[Document page records]
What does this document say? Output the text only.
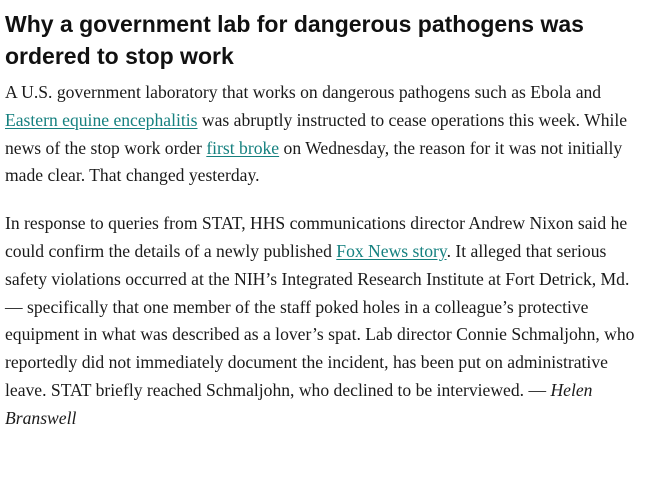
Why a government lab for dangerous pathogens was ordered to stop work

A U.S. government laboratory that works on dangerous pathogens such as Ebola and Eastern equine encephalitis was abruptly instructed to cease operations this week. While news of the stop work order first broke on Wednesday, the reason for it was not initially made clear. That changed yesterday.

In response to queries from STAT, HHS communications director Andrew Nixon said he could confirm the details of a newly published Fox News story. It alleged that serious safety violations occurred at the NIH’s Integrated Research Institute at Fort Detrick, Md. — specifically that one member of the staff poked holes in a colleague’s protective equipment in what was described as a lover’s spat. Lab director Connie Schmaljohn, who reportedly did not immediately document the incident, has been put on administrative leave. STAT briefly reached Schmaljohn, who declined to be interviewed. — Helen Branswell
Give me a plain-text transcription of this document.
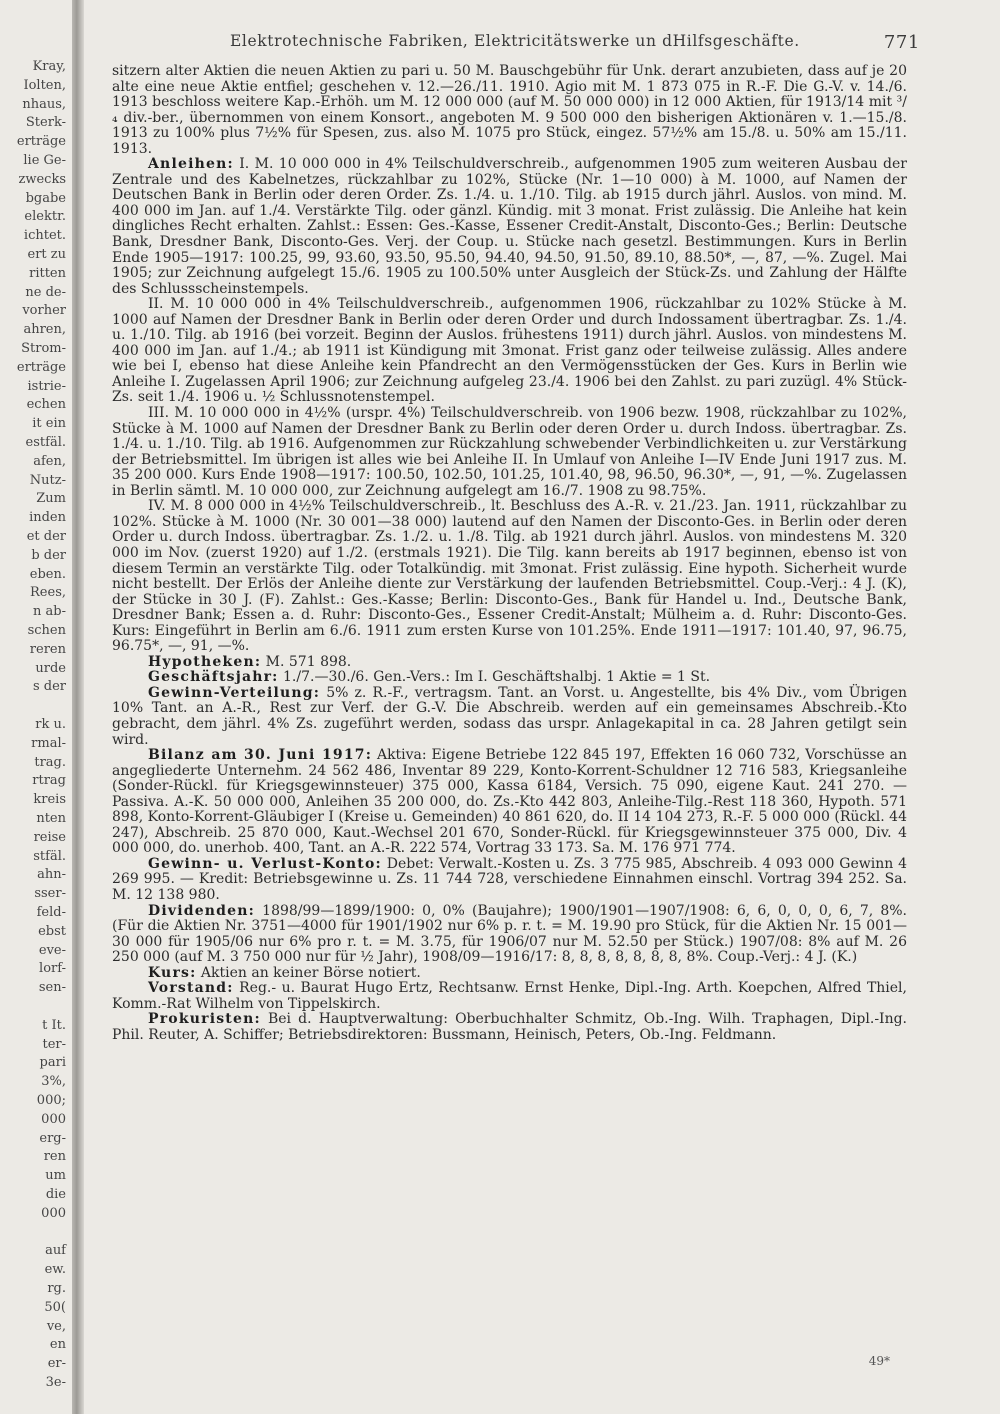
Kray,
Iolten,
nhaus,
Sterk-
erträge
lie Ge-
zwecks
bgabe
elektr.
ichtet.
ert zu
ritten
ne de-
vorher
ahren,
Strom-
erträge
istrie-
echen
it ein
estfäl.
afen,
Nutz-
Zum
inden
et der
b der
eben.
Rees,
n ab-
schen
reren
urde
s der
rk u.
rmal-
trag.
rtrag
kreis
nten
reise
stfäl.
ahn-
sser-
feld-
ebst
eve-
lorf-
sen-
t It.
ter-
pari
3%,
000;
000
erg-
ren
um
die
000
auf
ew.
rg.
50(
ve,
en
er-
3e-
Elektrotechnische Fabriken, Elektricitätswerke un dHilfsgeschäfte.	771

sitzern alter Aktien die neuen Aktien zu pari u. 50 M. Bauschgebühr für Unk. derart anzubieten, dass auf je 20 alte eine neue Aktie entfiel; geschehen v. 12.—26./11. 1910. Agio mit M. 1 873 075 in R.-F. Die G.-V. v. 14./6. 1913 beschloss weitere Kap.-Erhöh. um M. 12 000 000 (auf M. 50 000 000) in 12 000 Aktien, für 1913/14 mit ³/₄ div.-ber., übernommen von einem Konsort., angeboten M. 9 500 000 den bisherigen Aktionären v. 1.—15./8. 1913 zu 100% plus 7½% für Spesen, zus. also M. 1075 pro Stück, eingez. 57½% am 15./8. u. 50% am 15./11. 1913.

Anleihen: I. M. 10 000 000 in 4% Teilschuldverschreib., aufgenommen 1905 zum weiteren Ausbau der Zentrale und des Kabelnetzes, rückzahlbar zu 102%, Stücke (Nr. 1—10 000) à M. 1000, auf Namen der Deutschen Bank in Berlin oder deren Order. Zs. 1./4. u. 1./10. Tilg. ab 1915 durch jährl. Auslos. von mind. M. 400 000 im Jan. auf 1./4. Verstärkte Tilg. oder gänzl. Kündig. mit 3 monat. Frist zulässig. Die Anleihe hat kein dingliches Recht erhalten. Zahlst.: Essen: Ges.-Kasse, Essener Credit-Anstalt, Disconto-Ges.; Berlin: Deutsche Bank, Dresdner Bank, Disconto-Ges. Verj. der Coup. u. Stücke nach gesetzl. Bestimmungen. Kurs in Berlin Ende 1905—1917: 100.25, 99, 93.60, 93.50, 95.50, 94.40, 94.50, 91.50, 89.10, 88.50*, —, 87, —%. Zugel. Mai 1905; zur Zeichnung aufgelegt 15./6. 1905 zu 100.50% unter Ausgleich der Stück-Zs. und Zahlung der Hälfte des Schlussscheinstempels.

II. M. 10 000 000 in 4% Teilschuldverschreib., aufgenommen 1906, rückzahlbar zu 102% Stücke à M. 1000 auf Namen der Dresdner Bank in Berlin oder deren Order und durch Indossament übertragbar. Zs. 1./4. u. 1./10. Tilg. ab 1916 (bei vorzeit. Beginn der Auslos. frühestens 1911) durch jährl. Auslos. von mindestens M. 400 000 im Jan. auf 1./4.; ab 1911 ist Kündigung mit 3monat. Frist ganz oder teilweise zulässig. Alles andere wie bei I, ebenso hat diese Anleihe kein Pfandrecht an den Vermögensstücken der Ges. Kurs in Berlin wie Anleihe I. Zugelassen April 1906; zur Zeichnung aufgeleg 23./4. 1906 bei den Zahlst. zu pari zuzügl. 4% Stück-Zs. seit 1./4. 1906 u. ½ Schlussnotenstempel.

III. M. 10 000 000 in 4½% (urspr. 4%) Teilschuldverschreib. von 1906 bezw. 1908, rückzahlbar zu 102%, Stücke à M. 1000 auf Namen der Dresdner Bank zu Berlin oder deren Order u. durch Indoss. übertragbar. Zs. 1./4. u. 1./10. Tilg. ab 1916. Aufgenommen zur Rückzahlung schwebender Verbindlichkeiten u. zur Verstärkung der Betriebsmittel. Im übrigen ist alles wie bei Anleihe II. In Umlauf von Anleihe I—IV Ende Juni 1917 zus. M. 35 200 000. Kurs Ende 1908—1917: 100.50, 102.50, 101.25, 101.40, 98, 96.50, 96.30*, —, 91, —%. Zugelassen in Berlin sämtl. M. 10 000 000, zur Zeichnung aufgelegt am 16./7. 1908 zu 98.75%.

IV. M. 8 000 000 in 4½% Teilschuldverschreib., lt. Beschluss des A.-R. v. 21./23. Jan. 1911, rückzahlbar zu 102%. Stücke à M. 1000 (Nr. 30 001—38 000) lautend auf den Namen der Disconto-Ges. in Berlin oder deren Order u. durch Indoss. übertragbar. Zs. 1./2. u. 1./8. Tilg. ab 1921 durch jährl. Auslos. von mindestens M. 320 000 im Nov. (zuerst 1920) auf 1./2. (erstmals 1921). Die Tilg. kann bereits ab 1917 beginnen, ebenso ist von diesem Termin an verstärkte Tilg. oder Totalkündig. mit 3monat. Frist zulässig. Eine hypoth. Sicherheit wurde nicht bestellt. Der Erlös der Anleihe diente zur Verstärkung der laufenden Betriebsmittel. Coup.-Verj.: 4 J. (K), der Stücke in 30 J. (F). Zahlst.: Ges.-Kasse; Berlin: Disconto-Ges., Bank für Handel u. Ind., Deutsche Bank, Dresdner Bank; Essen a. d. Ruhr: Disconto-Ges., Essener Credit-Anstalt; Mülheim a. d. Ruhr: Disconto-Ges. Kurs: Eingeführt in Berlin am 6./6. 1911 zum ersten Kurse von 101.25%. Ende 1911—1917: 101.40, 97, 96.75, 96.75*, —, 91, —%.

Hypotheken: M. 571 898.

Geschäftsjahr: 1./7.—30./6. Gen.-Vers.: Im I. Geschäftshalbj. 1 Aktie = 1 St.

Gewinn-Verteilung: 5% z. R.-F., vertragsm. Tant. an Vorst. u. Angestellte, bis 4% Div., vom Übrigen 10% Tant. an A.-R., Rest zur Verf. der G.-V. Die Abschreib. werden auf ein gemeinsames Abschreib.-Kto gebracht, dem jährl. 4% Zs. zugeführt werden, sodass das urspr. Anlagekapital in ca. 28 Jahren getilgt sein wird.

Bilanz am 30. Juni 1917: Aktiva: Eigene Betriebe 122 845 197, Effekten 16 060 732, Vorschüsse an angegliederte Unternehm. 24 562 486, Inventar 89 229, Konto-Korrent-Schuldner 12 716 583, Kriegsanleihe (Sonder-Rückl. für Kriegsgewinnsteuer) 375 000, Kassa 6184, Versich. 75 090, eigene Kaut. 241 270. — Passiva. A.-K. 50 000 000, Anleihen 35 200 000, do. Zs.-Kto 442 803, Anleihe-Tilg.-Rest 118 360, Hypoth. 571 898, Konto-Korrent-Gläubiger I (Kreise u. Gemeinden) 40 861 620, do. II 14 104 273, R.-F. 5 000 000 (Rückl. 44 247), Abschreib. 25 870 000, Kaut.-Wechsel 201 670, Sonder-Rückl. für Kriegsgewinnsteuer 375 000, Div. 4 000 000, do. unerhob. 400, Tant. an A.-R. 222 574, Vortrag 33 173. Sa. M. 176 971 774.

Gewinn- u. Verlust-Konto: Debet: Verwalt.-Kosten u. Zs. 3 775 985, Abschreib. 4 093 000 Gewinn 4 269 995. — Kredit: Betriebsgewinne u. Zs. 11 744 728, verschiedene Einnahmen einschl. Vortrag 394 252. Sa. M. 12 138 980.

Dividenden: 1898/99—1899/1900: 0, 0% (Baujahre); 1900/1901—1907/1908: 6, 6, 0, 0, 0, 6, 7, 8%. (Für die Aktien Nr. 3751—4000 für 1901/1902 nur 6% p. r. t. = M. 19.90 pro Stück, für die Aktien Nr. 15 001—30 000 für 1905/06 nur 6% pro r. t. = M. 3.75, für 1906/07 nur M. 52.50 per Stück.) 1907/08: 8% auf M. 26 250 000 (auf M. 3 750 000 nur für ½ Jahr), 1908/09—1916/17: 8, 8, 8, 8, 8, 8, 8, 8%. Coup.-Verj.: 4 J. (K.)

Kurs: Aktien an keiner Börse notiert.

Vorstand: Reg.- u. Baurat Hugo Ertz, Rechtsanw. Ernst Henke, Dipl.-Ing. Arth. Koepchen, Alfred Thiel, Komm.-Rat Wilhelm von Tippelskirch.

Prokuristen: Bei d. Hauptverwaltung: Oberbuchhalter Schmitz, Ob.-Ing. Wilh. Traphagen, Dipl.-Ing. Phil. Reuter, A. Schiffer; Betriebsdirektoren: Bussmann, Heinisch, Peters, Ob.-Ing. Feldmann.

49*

Task directions: Gather from the data above every line with the string "Vortrag".

Exercise answer:
Bilanz am 30. Juni 1917: Aktiva: Eigene Betriebe 122 845 197, Effekten 16 060 732, Vorschüsse an angegliederte Unternehm. 24 562 486, Inventar 89 229, Konto-Korrent-Schuldner 12 716 583, Kriegsanleihe (Sonder-Rückl. für Kriegsgewinnsteuer) 375 000, Kassa 6184, Versich. 75 090, eigene Kaut. 241 270. — Passiva. A.-K. 50 000 000, Anleihen 35 200 000, do. Zs.-Kto 442 803, Anleihe-Tilg.-Rest 118 360, Hypoth. 571 898, Konto-Korrent-Gläubiger I (Kreise u. Gemeinden) 40 861 620, do. II 14 104 273, R.-F. 5 000 000 (Rückl. 44 247), Abschreib. 25 870 000, Kaut.-Wechsel 201 670, Sonder-Rückl. für Kriegsgewinnsteuer 375 000, Div. 4 000 000, do. unerhob. 400, Tant. an A.-R. 222 574, Vortrag 33 173. Sa. M. 176 971 774.
Gewinn- u. Verlust-Konto: Debet: Verwalt.-Kosten u. Zs. 3 775 985, Abschreib. 4 093 000 Gewinn 4 269 995. — Kredit: Betriebsgewinne u. Zs. 11 744 728, verschiedene Einnahmen einschl. Vortrag 394 252. Sa. M. 12 138 980.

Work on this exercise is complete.